*REQUIRED ACTION*
From first line to last, give the material again unchanged.

*INFORMATION SUPPLIED*

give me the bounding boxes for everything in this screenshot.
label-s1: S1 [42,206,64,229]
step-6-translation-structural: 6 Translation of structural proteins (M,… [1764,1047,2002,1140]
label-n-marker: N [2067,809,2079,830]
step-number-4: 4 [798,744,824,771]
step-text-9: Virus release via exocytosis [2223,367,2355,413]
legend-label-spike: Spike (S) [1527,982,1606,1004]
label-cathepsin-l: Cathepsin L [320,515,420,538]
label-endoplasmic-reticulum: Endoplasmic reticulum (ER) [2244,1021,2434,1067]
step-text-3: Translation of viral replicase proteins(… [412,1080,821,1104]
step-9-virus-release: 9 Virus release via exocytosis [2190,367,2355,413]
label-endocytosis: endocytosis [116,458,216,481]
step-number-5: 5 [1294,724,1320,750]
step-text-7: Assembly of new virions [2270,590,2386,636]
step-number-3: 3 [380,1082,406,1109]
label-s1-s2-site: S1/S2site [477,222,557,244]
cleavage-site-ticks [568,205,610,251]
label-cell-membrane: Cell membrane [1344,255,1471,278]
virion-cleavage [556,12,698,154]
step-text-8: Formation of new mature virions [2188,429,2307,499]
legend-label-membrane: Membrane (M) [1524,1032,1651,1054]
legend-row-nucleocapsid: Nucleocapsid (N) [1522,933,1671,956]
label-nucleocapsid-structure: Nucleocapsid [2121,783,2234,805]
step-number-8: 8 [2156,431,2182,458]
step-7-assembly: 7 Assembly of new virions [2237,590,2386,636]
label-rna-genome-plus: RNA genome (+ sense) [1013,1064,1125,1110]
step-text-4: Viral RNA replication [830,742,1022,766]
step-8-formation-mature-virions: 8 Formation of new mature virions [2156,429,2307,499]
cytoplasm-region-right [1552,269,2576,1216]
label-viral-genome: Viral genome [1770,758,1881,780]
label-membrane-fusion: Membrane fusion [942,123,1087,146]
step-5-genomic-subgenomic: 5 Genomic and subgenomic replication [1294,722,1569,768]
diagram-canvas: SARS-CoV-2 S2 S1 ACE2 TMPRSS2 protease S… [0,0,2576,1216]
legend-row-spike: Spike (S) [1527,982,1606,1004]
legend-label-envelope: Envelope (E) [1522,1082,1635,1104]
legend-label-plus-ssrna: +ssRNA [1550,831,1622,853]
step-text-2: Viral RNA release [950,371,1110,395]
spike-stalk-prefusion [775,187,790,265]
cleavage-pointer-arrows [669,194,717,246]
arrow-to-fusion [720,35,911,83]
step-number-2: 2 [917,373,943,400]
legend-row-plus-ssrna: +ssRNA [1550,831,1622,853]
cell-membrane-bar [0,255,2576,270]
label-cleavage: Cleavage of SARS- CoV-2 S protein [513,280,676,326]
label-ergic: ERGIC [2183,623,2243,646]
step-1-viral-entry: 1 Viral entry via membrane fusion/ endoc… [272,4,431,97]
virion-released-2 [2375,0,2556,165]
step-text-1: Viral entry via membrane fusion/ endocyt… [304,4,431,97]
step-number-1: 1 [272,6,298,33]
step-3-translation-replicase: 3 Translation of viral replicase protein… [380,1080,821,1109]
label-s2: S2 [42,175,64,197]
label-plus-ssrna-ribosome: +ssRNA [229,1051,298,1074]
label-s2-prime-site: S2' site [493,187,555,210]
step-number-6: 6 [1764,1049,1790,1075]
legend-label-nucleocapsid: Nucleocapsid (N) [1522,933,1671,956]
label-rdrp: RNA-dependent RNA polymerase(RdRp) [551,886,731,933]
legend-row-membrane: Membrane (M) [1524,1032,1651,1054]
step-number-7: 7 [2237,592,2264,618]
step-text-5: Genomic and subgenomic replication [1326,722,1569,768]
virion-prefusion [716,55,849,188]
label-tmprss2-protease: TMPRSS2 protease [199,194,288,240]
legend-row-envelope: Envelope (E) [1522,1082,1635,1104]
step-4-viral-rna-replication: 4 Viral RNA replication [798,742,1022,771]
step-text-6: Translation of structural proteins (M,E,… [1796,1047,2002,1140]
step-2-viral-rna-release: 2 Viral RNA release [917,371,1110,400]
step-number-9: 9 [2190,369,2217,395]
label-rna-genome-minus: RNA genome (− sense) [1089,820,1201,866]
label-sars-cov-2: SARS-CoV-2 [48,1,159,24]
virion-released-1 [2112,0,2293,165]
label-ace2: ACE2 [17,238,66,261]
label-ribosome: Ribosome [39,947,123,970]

*RESULT OF THIS TASK*
give me the bounding boxes for everything in this screenshot.
label-s1: S1 [42,206,64,229]
step-6-translation-structural: 6 Translation of structural proteins (M,… [1764,1047,2002,1140]
label-n-marker: N [2067,809,2079,830]
step-number-4: 4 [798,744,824,771]
step-text-9: Virus release via exocytosis [2223,367,2355,413]
legend-label-spike: Spike (S) [1527,982,1606,1004]
label-cathepsin-l: Cathepsin L [320,515,420,538]
label-endoplasmic-reticulum: Endoplasmic reticulum (ER) [2244,1021,2434,1067]
step-text-3: Translation of viral replicase proteins(… [412,1080,821,1104]
step-9-virus-release: 9 Virus release via exocytosis [2190,367,2355,413]
label-endocytosis: endocytosis [116,458,216,481]
step-number-5: 5 [1294,724,1320,750]
step-text-7: Assembly of new virions [2270,590,2386,636]
step-number-3: 3 [380,1082,406,1109]
label-s1-s2-site: S1/S2site [477,222,557,244]
cleavage-site-ticks [568,205,610,251]
label-cell-membrane: Cell membrane [1344,255,1471,278]
virion-cleavage [556,12,698,154]
step-text-8: Formation of new mature virions [2188,429,2307,499]
legend-label-membrane: Membrane (M) [1524,1032,1651,1054]
legend-row-nucleocapsid: Nucleocapsid (N) [1522,933,1671,956]
label-nucleocapsid-structure: Nucleocapsid [2121,783,2234,805]
step-number-8: 8 [2156,431,2182,458]
step-7-assembly: 7 Assembly of new virions [2237,590,2386,636]
label-rna-genome-plus: RNA genome (+ sense) [1013,1064,1125,1110]
step-text-4: Viral RNA replication [830,742,1022,766]
step-8-formation-mature-virions: 8 Formation of new mature virions [2156,429,2307,499]
cytoplasm-region-right [1552,269,2576,1216]
label-viral-genome: Viral genome [1770,758,1881,780]
label-membrane-fusion: Membrane fusion [942,123,1087,146]
step-5-genomic-subgenomic: 5 Genomic and subgenomic replication [1294,722,1569,768]
diagram-canvas: SARS-CoV-2 S2 S1 ACE2 TMPRSS2 protease S… [0,0,2576,1216]
legend-row-spike: Spike (S) [1527,982,1606,1004]
legend-label-envelope: Envelope (E) [1522,1082,1635,1104]
legend-label-plus-ssrna: +ssRNA [1550,831,1622,853]
step-text-2: Viral RNA release [950,371,1110,395]
spike-stalk-prefusion [775,187,790,265]
cleavage-pointer-arrows [669,194,717,246]
arrow-to-fusion [720,35,911,83]
step-number-2: 2 [917,373,943,400]
legend-row-plus-ssrna: +ssRNA [1550,831,1622,853]
cell-membrane-bar [0,255,2576,270]
label-cleavage: Cleavage of SARS- CoV-2 S protein [513,280,676,326]
label-ergic: ERGIC [2183,623,2243,646]
step-1-viral-entry: 1 Viral entry via membrane fusion/ endoc… [272,4,431,97]
virion-released-2 [2375,0,2556,165]
step-text-1: Viral entry via membrane fusion/ endocyt… [304,4,431,97]
step-number-1: 1 [272,6,298,33]
step-3-translation-replicase: 3 Translation of viral replicase protein… [380,1080,821,1109]
label-s2: S2 [42,175,64,197]
label-plus-ssrna-ribosome: +ssRNA [229,1051,298,1074]
label-s2-prime-site: S2' site [493,187,555,210]
step-number-6: 6 [1764,1049,1790,1075]
legend-label-nucleocapsid: Nucleocapsid (N) [1522,933,1671,956]
label-rdrp: RNA-dependent RNA polymerase(RdRp) [551,886,731,933]
legend-row-membrane: Membrane (M) [1524,1032,1651,1054]
step-number-7: 7 [2237,592,2264,618]
step-text-5: Genomic and subgenomic replication [1326,722,1569,768]
virion-prefusion [716,55,849,188]
label-tmprss2-protease: TMPRSS2 protease [199,194,288,240]
legend-row-envelope: Envelope (E) [1522,1082,1635,1104]
step-4-viral-rna-replication: 4 Viral RNA replication [798,742,1022,771]
step-text-6: Translation of structural proteins (M,E,… [1796,1047,2002,1140]
step-2-viral-rna-release: 2 Viral RNA release [917,371,1110,400]
step-number-9: 9 [2190,369,2217,395]
label-rna-genome-minus: RNA genome (− sense) [1089,820,1201,866]
label-sars-cov-2: SARS-CoV-2 [48,1,159,24]
virion-released-1 [2112,0,2293,165]
label-ace2: ACE2 [17,238,66,261]
label-ribosome: Ribosome [39,947,123,970]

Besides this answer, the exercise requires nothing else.